» **Source extract**
What democratic norms?

Photographer: Drew Angerer/Getty Images

Why Ted Cruz Is a Radical and Obama Is Not

Jonathan Bernstein is a Bloomberg View columnist. He taught political science at the University of Texas at San Antonio and DePauw University and wrote A Plain Blog About Politics.
Read More.
a | A

Catch of the Day to Dan Drezner, who points out the differences between congressional Republicans' reactions to Planned Parenthood and Barack Obama's response to the mass killings in Oregon yesterday. Drezner notes what the president didn't do in his speech:

  • Threaten to veto all appropriation bills unless and until Congress passed gun safety legislation;
  • Refuse to raise the debt ceiling unless and until Congress passed gun safety legislation;
  • Demand the resignations of Nancy Pelosi and Harry Reid because they have failed to push through gun safety legislation;

Obama, Drezner says, isn’t less upset; he’s just willing to accept the reality (while still working against it) that (mostly) Republicans oppose him on the gun-safety issue, and that they have the votes to win. Threatening to hold his breath until he turns blue -- or to threaten the health of the nation unless Republicans give in -- not only would be wildly irresponsible. It also wouldn’t work. The nation would be harmed for nothing.

But that is exactly what happened with the 2013 government shutdown. And it's what Senator Ted Cruz and the House Freedom Caucus wanted to provoke this week, using federal funding for Planned Parenthood as the excuse for a shutdown, and what they want to occur in November when the debt limit is reached, and when government funding runs out in December.

» **Task data**

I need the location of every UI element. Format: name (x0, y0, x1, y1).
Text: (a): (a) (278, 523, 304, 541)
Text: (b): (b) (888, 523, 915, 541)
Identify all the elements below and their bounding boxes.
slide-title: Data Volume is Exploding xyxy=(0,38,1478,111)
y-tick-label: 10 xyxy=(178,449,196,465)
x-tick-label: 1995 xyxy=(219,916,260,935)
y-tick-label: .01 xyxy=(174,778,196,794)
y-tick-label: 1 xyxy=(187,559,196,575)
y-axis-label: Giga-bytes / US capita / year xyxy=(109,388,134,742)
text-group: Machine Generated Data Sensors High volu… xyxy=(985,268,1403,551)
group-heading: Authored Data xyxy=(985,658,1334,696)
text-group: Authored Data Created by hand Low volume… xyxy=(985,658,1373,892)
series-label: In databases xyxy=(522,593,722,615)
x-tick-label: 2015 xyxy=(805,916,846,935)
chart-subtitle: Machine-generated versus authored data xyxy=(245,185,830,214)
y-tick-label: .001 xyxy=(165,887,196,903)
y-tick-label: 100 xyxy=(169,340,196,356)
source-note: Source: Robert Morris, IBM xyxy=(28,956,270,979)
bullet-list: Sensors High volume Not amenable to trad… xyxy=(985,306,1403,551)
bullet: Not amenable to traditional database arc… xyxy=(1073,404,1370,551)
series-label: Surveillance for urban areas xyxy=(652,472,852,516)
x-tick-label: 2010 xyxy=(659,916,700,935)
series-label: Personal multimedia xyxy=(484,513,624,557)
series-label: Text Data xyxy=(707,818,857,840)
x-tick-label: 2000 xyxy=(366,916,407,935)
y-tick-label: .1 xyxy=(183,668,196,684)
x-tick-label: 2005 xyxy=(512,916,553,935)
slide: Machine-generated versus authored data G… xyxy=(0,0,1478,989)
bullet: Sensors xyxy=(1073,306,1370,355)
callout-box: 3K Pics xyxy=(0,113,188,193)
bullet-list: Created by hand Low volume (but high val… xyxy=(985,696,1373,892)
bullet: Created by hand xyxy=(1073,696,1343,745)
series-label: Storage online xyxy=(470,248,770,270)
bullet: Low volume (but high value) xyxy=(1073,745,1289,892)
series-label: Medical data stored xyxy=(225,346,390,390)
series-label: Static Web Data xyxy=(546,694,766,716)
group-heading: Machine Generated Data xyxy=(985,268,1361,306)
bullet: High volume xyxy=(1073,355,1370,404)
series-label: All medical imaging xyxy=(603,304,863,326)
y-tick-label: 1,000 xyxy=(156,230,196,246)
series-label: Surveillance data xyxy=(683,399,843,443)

» **Written task 1**
Reproduce the listing verbatim, from its first line through the line that contains "series-label: Storage online", including both of those lines.
» **Written task 2**
Continue the column on Ted Cruz, Obama and the threatened government shutdown, starting after its final sentence.

» **Right answer 1**
I need the location of every UI element. Format: name (x0, y0, x1, y1).
Text: (a): (a) (278, 523, 304, 541)
Text: (b): (b) (888, 523, 915, 541)
Identify all the elements below and their bounding boxes.
slide-title: Data Volume is Exploding xyxy=(0,38,1478,111)
y-tick-label: 10 xyxy=(178,449,196,465)
x-tick-label: 1995 xyxy=(219,916,260,935)
y-tick-label: .01 xyxy=(174,778,196,794)
y-tick-label: 1 xyxy=(187,559,196,575)
y-axis-label: Giga-bytes / US capita / year xyxy=(109,388,134,742)
text-group: Machine Generated Data Sensors High volu… xyxy=(985,268,1403,551)
group-heading: Authored Data xyxy=(985,658,1334,696)
text-group: Authored Data Created by hand Low volume… xyxy=(985,658,1373,892)
series-label: In databases xyxy=(522,593,722,615)
x-tick-label: 2015 xyxy=(805,916,846,935)
chart-subtitle: Machine-generated versus authored data xyxy=(245,185,830,214)
y-tick-label: .001 xyxy=(165,887,196,903)
y-tick-label: 100 xyxy=(169,340,196,356)
source-note: Source: Robert Morris, IBM xyxy=(28,956,270,979)
bullet-list: Sensors High volume Not amenable to trad… xyxy=(985,306,1403,551)
bullet: Not amenable to traditional database arc… xyxy=(1073,404,1370,551)
series-label: Surveillance for urban areas xyxy=(652,472,852,516)
x-tick-label: 2010 xyxy=(659,916,700,935)
series-label: Personal multimedia xyxy=(484,513,624,557)
series-label: Text Data xyxy=(707,818,857,840)
x-tick-label: 2000 xyxy=(366,916,407,935)
y-tick-label: .1 xyxy=(183,668,196,684)
x-tick-label: 2005 xyxy=(512,916,553,935)
slide: Machine-generated versus authored data G… xyxy=(0,0,1478,989)
bullet: Sensors xyxy=(1073,306,1370,355)
callout-box: 3K Pics xyxy=(0,113,188,193)
bullet-list: Created by hand Low volume (but high val… xyxy=(985,696,1373,892)
bullet: Created by hand xyxy=(1073,696,1343,745)
series-label: Storage online xyxy=(470,248,770,270)

» **Right answer 2**
It isn't just that the Tea Party faction is irresponsibly failing to channel its anger in constructive ways. It’s that for Cruz, Louie Gohmert and the rest of the radicals, taking hostages is an end in itself -- the principle they believe in. They demand that their leadership exploit every "opportunity" for doing so, whether it's the need to keep the government's doors open or to prevent a default if the debt limit isn't raised. The ransom they ask -- an end to the Planned Parenthood support or budget cuts -- is almost beside the point.

I get pushback every time I call the Republicans who engage in this kind of politics “radicals.” How can I say that when Obama and the Democrats and mainstream conservatives also want to change the world, some readers ask. But only a small subset embraces the tactics of hostage-taking. This choice of labels has nothing to do with positions on particular issues. It has to do with understanding that for democracy to work, people have to compromise with those who disagree with them. It's about politics as the art of the possible.

So if the radicals succeed in bringing about a government shutdown or, even worse, a national default in the next couple of months, just remember: The principle at stake is a belief that Republicans should threaten to damage the nation if they don't get what they want. Yes, that's radical.

This column does not necessarily reflect the opinion of the editorial board or Bloomberg LP and its owners.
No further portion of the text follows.